_DESCRIPTION OF THE TASK:_
Below are some records; work out how many of their lines contain "structured" and give the number only.

_SUPPLIED DATA:_

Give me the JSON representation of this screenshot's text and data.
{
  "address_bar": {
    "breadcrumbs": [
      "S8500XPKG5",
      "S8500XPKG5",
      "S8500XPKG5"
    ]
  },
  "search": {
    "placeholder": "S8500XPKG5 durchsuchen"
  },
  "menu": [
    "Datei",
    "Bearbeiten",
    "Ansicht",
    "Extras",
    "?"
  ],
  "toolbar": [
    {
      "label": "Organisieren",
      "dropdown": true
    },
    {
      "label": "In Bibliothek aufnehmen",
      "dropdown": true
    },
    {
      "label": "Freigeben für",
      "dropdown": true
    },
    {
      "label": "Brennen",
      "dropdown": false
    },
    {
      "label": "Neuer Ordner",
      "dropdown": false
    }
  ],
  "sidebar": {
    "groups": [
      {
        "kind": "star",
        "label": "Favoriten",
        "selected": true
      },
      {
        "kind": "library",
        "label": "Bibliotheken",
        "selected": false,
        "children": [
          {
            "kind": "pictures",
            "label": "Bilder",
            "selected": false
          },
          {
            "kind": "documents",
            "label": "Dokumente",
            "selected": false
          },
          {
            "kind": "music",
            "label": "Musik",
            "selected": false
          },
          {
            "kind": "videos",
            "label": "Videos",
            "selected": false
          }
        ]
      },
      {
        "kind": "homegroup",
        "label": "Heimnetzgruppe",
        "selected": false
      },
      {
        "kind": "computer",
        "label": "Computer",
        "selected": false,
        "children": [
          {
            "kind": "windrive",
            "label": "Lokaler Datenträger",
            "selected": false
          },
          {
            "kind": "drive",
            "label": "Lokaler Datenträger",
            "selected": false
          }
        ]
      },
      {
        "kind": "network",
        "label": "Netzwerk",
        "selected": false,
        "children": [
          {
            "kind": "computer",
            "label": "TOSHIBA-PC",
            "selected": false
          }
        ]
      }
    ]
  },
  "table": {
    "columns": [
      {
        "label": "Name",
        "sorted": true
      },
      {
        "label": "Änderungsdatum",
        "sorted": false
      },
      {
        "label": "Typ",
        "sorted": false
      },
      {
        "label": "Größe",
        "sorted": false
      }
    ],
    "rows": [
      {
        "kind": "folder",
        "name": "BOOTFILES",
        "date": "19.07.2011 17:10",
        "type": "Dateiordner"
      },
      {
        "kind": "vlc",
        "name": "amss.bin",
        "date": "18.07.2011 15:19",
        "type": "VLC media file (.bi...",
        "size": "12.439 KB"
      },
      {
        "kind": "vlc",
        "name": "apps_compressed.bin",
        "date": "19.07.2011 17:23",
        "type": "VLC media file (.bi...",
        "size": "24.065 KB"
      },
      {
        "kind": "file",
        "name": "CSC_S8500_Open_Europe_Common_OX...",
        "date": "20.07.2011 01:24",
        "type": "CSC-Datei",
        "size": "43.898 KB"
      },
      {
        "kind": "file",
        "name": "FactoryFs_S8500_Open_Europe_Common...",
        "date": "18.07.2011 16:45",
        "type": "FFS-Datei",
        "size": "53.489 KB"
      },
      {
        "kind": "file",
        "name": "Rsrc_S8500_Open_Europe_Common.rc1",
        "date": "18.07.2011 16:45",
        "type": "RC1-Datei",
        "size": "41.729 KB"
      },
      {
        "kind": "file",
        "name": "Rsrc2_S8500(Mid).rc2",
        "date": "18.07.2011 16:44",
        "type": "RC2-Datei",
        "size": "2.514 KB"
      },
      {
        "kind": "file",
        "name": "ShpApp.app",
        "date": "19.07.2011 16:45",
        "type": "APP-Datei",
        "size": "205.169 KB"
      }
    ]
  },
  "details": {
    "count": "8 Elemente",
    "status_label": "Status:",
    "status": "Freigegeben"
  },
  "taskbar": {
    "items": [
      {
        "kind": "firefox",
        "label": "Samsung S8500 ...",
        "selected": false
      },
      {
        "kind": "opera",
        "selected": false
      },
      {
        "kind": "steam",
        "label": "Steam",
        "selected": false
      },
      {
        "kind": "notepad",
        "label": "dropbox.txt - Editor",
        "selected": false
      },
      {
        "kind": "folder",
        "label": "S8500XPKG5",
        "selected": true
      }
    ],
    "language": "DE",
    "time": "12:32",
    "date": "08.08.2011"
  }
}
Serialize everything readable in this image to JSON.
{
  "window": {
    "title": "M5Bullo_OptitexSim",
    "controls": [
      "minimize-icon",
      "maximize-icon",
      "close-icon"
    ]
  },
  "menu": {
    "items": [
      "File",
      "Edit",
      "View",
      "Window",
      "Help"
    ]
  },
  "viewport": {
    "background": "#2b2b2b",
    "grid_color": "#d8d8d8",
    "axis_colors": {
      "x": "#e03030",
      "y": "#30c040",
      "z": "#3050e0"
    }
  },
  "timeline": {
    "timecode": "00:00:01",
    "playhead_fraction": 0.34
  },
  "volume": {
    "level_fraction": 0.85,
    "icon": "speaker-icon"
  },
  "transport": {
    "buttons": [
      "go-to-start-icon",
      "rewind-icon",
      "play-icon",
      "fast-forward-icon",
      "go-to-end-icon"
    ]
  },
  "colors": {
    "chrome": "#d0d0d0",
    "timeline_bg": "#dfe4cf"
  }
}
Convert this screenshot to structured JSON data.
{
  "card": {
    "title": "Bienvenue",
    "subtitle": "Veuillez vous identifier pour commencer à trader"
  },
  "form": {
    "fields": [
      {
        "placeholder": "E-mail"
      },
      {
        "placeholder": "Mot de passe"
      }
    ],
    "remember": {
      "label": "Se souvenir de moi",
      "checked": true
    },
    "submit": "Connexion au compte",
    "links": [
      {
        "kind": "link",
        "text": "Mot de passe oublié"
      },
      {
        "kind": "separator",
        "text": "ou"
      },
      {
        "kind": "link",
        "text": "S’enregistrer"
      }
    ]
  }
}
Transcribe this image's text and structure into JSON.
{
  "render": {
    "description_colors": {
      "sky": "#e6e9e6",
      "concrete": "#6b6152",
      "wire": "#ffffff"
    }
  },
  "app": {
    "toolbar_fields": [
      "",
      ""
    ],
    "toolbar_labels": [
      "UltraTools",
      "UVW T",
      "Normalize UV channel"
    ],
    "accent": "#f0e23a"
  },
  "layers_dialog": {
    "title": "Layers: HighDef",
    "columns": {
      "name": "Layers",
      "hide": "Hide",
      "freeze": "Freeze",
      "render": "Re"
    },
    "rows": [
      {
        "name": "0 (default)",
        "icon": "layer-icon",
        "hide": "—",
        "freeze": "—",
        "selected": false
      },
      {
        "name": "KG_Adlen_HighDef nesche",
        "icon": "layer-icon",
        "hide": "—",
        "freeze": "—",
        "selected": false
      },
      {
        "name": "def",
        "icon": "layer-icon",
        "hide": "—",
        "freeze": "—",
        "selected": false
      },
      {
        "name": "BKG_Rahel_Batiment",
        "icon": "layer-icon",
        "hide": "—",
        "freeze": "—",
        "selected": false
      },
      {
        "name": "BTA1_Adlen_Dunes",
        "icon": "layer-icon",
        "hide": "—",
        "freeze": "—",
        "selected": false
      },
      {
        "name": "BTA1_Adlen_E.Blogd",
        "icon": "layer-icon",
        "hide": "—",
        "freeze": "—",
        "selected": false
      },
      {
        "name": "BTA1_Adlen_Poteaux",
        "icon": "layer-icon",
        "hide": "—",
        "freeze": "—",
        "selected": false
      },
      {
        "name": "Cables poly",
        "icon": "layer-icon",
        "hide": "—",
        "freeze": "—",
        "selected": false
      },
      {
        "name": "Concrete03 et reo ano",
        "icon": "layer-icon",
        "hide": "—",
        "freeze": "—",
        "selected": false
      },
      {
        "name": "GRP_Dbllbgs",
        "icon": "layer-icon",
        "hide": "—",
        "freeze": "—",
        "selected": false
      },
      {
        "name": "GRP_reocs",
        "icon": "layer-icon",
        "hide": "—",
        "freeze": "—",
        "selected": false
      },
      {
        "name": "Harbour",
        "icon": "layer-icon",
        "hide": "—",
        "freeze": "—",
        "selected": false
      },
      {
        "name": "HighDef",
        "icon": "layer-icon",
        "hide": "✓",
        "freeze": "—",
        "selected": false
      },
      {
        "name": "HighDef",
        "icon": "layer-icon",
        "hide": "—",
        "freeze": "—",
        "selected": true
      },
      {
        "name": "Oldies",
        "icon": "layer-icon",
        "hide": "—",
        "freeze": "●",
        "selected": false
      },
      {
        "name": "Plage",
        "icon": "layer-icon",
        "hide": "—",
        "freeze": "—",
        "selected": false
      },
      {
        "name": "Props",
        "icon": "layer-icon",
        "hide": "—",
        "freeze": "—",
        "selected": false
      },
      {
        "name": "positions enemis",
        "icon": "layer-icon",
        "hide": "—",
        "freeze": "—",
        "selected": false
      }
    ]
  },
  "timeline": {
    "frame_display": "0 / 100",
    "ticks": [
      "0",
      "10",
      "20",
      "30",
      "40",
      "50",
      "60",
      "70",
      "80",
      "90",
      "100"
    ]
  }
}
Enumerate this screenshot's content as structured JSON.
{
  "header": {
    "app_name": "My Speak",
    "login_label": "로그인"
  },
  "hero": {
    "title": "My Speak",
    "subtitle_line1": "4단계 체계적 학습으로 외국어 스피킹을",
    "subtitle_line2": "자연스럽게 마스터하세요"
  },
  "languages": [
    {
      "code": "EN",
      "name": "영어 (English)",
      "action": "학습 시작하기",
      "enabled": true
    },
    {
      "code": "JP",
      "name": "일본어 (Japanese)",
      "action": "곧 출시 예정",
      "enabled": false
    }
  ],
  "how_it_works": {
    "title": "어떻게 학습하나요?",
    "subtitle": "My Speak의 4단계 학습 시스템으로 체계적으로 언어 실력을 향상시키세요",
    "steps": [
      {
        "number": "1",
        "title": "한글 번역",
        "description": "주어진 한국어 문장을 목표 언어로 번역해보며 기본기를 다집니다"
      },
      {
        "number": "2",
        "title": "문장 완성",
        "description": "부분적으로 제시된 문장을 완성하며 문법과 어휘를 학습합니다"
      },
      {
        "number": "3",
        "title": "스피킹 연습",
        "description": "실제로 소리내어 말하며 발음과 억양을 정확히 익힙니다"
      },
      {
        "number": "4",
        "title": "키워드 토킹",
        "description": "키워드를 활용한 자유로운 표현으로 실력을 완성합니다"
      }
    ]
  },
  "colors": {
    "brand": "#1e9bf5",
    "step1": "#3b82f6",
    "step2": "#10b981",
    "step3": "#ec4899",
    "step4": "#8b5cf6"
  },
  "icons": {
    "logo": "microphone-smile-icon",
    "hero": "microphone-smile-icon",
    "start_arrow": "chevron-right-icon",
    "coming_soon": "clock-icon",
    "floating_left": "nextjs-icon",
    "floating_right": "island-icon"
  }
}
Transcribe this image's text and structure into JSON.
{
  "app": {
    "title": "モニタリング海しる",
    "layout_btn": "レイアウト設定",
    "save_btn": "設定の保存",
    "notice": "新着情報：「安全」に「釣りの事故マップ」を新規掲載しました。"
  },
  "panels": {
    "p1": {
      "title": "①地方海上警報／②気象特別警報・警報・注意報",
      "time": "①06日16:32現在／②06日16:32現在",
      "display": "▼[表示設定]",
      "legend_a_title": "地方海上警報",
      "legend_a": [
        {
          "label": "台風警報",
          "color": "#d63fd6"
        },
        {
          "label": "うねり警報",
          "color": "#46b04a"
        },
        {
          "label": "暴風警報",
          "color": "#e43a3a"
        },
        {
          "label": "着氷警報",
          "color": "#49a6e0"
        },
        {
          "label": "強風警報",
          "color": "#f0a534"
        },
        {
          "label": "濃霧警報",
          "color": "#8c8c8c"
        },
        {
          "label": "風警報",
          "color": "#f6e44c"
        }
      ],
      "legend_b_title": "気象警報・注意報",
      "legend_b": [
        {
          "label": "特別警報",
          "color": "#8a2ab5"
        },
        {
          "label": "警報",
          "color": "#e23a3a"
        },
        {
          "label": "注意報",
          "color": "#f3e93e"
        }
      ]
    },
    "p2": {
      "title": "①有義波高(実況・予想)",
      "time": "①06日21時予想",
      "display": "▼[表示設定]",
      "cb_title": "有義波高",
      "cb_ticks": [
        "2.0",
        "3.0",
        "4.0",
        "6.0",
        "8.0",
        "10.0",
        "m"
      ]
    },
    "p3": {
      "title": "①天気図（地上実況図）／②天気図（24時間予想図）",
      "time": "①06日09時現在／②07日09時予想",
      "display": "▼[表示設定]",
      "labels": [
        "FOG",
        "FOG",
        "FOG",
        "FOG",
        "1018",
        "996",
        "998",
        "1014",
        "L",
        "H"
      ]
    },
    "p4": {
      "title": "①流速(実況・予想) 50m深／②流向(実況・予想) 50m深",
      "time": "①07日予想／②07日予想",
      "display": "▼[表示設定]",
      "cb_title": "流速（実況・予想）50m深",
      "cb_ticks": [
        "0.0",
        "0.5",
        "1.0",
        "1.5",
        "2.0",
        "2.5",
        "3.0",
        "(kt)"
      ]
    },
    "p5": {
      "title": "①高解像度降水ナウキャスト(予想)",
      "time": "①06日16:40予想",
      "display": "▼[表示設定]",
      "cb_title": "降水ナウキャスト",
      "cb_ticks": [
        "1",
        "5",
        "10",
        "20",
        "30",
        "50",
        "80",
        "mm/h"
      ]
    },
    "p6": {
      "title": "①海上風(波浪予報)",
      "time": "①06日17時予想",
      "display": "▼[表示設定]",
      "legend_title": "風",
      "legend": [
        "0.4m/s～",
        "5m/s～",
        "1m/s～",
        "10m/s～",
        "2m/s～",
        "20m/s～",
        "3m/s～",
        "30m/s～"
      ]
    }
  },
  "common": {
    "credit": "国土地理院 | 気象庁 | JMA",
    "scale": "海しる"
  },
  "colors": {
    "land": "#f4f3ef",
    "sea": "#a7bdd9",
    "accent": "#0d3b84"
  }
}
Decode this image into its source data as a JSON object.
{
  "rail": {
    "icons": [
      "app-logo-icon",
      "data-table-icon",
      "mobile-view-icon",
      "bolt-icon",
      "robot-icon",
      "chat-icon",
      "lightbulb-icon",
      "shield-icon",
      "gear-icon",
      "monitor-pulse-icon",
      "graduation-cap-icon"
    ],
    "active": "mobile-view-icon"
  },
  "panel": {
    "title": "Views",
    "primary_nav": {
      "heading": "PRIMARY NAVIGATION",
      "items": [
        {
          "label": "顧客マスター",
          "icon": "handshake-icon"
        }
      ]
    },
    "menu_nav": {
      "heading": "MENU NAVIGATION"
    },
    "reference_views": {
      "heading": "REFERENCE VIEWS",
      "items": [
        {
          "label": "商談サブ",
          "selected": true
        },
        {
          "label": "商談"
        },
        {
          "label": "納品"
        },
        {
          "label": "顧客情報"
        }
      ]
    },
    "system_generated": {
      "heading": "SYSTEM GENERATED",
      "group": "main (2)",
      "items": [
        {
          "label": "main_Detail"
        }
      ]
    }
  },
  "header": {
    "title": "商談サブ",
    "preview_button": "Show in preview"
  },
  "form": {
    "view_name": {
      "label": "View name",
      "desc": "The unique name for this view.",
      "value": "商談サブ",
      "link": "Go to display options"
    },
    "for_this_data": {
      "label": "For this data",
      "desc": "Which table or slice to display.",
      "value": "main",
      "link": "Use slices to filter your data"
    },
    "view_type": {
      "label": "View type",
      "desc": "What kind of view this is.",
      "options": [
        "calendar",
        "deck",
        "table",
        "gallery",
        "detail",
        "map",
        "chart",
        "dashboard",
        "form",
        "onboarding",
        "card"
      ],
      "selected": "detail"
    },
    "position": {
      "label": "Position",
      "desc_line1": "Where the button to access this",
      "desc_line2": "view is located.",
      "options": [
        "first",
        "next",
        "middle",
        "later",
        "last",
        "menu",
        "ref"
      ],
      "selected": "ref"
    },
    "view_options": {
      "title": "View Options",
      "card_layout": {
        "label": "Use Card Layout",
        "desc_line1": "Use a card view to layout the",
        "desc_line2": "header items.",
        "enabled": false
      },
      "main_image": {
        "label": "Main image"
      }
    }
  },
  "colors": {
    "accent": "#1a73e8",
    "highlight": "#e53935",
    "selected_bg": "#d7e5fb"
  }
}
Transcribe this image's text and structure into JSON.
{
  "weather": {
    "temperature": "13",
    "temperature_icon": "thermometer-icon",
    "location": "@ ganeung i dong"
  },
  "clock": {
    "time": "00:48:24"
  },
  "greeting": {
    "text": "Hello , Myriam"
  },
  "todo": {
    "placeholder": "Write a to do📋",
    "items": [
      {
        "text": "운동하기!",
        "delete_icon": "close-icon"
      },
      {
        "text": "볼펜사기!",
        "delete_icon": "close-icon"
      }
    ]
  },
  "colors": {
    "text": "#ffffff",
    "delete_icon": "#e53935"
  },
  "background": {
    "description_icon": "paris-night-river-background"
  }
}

_COMPLETE ANSWER:_
2